Exercise objective => Report how many lines contain "shown". The answer is a single number.

————————

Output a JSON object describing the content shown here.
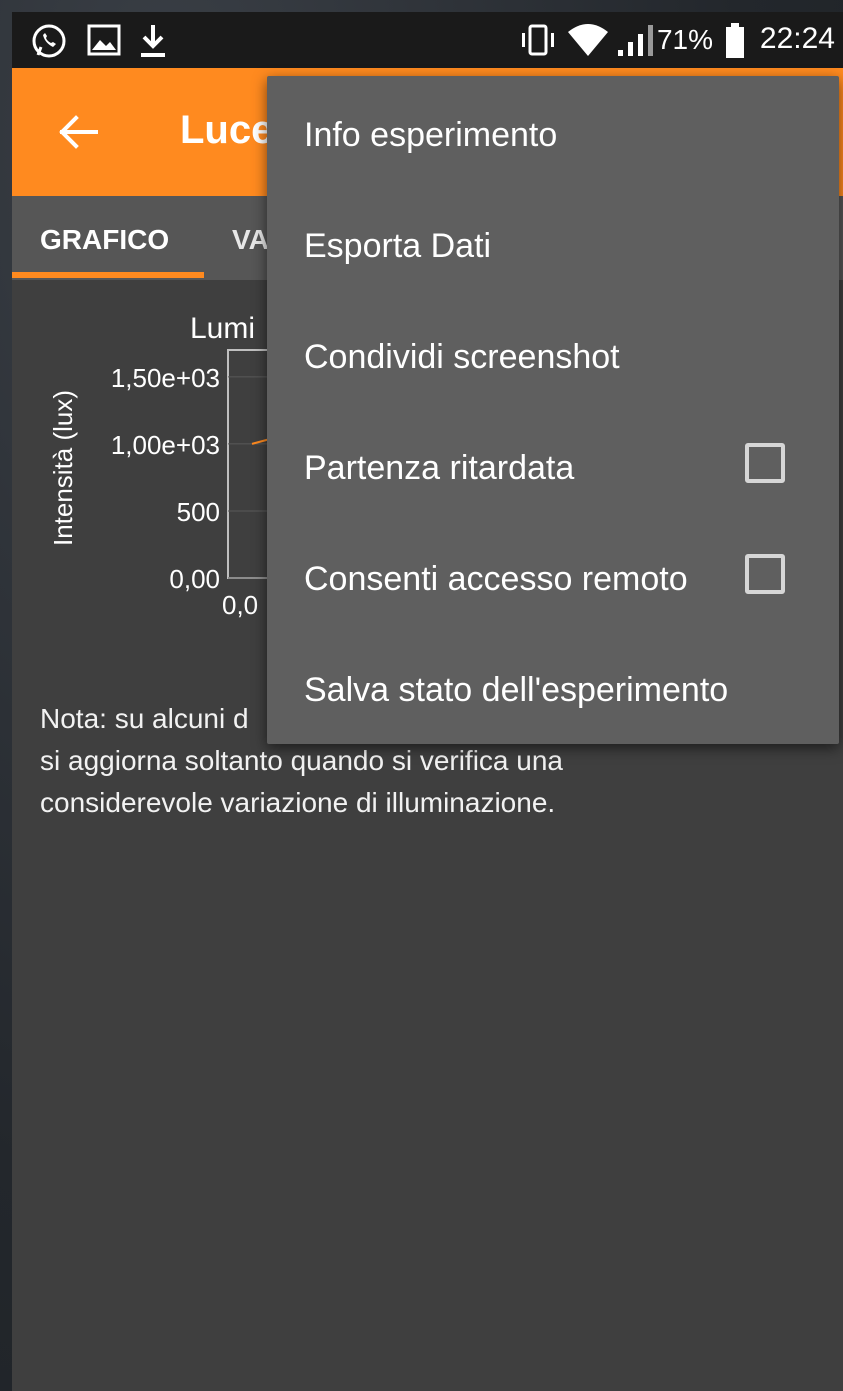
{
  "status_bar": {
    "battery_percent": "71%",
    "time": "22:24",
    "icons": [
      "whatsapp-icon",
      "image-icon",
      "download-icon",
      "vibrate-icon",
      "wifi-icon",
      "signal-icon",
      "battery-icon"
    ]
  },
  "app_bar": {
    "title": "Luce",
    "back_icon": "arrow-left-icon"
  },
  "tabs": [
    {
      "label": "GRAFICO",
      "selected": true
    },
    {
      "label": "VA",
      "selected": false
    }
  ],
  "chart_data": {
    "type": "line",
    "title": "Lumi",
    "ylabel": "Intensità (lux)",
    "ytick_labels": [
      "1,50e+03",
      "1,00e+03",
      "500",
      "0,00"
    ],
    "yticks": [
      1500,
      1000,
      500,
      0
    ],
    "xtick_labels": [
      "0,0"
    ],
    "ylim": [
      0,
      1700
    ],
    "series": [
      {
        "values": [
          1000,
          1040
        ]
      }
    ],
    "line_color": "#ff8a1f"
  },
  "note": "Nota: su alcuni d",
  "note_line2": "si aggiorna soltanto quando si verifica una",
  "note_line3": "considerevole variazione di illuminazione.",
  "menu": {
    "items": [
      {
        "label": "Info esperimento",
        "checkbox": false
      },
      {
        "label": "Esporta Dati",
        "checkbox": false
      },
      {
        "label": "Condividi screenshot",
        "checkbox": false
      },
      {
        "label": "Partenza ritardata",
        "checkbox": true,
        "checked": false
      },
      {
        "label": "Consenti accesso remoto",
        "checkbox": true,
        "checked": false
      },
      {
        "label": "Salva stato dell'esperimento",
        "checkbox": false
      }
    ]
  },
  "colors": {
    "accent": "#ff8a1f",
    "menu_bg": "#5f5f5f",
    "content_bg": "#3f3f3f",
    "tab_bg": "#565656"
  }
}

————————

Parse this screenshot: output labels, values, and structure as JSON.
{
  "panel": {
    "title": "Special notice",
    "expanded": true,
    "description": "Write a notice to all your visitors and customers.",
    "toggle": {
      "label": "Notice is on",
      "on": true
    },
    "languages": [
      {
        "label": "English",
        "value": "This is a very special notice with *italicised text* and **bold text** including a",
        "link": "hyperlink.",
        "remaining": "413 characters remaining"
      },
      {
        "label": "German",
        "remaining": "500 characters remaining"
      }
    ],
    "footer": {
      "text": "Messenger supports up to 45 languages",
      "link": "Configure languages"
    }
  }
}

————————

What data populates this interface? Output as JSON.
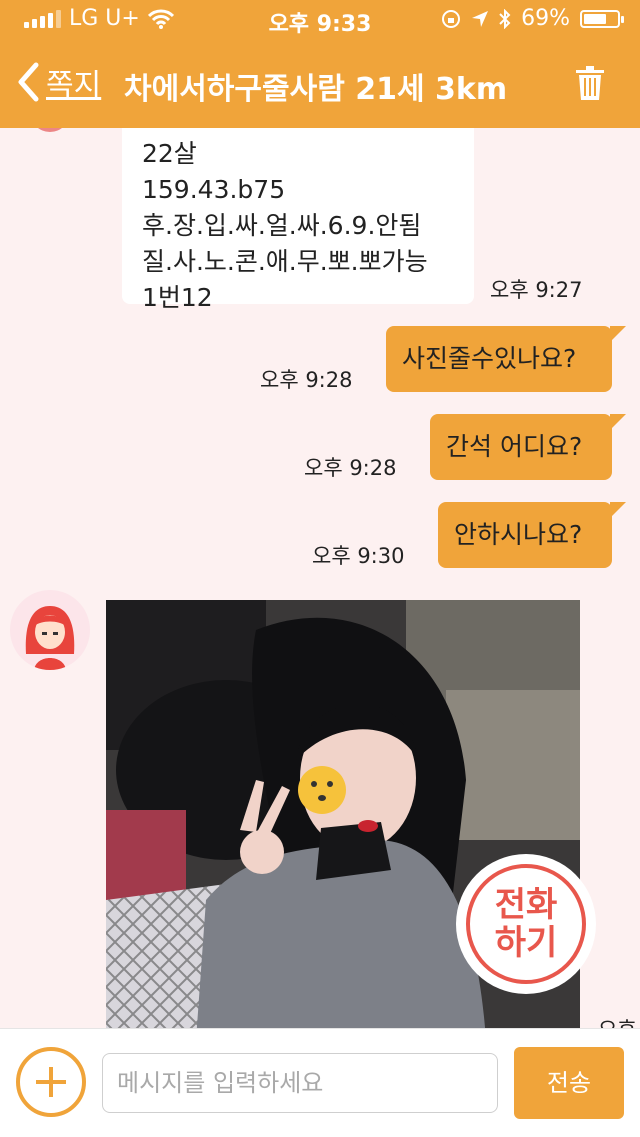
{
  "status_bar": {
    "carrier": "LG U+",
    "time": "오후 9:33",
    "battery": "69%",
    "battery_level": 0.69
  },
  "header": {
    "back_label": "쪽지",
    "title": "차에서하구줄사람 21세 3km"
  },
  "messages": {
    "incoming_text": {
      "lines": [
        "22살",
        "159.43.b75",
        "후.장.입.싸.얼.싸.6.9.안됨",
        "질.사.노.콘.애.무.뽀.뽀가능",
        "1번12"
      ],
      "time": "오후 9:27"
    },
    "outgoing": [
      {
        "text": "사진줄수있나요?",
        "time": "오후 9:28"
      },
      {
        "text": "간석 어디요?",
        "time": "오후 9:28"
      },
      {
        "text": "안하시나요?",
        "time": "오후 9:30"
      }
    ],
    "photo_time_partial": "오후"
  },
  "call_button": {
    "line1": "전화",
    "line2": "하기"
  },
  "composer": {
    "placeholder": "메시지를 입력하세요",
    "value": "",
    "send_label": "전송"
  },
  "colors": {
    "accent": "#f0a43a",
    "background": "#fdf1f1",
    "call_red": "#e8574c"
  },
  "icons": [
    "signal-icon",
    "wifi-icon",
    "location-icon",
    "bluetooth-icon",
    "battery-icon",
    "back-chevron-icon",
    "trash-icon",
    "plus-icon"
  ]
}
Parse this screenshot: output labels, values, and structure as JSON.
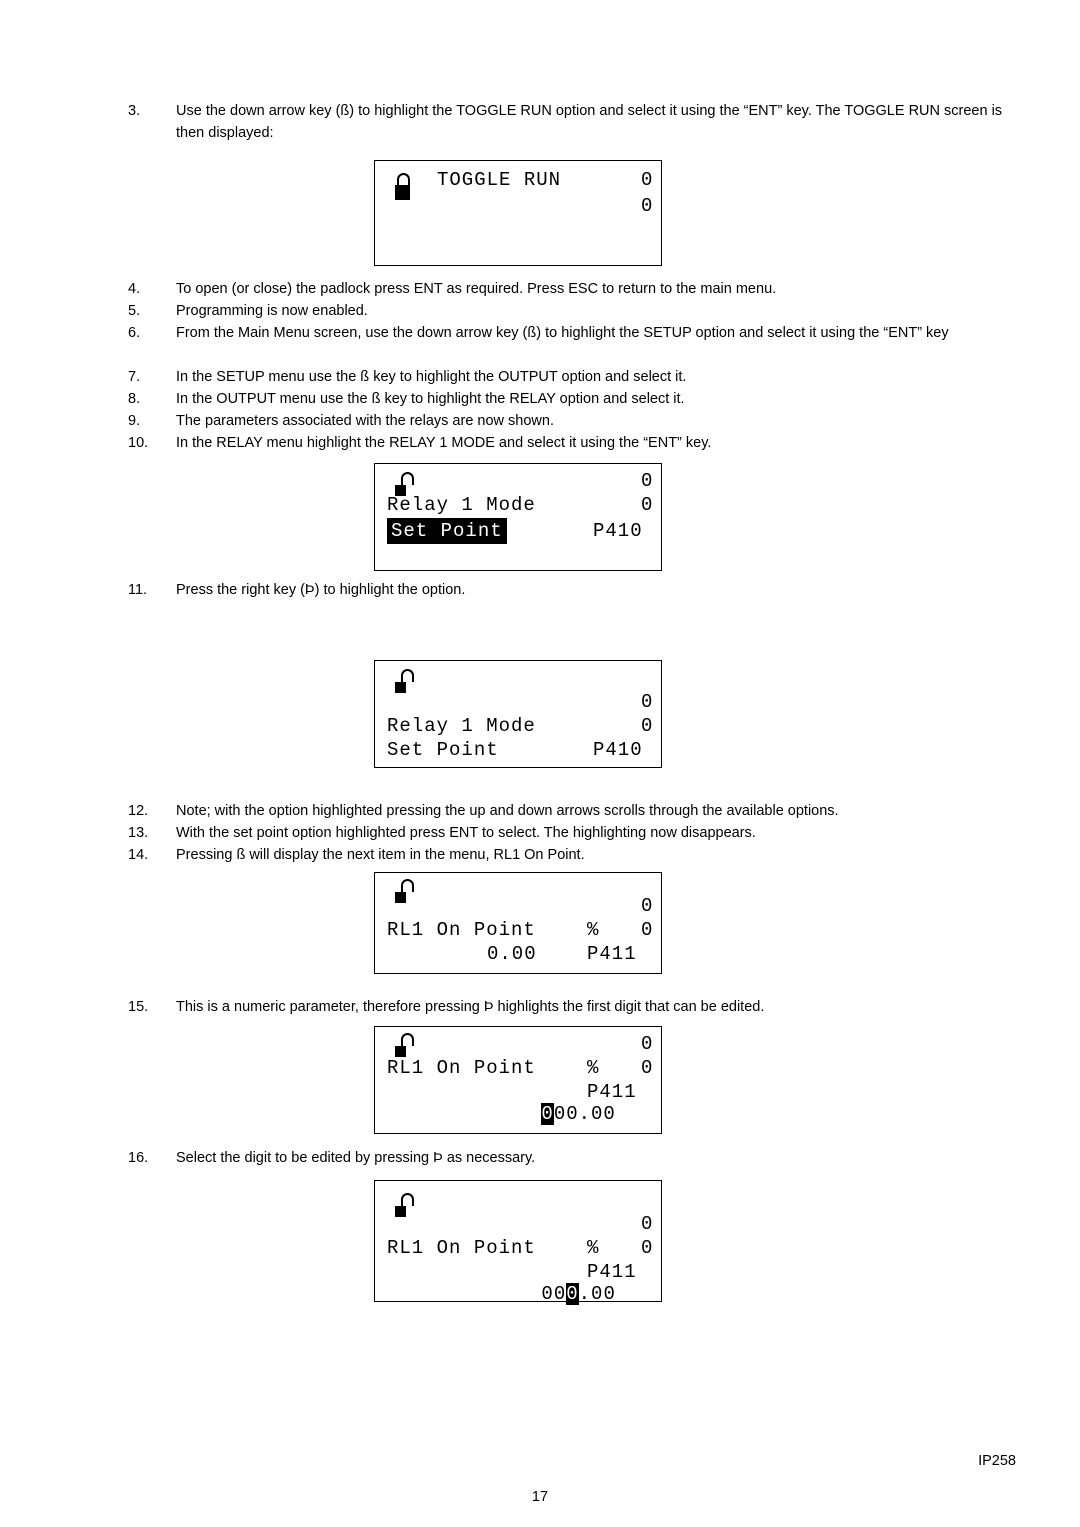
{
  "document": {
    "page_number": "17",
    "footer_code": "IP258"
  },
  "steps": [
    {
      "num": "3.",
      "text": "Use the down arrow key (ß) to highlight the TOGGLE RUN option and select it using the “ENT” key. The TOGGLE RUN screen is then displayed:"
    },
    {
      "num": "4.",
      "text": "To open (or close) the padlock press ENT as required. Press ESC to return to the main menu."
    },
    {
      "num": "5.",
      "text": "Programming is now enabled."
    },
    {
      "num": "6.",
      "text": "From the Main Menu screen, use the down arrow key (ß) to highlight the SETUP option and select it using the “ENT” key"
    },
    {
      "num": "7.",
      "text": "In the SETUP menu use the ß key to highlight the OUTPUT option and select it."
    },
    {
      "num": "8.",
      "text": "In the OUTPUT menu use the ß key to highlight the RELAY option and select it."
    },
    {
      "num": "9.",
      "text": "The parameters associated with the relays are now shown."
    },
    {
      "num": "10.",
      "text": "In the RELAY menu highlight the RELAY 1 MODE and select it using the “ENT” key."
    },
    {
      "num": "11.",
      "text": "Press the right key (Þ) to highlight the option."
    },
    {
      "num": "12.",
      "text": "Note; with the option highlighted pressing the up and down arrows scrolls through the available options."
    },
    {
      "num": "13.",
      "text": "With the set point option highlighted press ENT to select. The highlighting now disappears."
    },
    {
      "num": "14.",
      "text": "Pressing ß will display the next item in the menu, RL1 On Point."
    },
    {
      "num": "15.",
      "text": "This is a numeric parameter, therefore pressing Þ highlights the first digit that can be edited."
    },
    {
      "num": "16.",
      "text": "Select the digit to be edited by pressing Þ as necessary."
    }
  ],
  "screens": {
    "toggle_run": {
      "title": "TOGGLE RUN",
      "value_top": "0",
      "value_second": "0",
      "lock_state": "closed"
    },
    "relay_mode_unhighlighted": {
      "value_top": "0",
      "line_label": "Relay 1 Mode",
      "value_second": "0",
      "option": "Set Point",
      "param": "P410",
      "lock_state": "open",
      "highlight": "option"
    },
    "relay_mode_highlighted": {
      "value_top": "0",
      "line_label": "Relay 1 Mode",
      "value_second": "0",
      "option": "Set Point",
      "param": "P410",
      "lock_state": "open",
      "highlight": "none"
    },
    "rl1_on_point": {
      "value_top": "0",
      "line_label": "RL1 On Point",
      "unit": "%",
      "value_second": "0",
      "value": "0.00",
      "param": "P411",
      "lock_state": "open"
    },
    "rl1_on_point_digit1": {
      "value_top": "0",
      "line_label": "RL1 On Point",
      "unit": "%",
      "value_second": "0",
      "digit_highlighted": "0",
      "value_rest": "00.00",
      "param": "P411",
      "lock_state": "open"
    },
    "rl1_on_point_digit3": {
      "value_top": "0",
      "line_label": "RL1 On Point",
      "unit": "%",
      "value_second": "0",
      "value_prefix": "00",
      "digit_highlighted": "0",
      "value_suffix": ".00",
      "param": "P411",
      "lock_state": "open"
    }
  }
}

————————

Result for this exercise => 2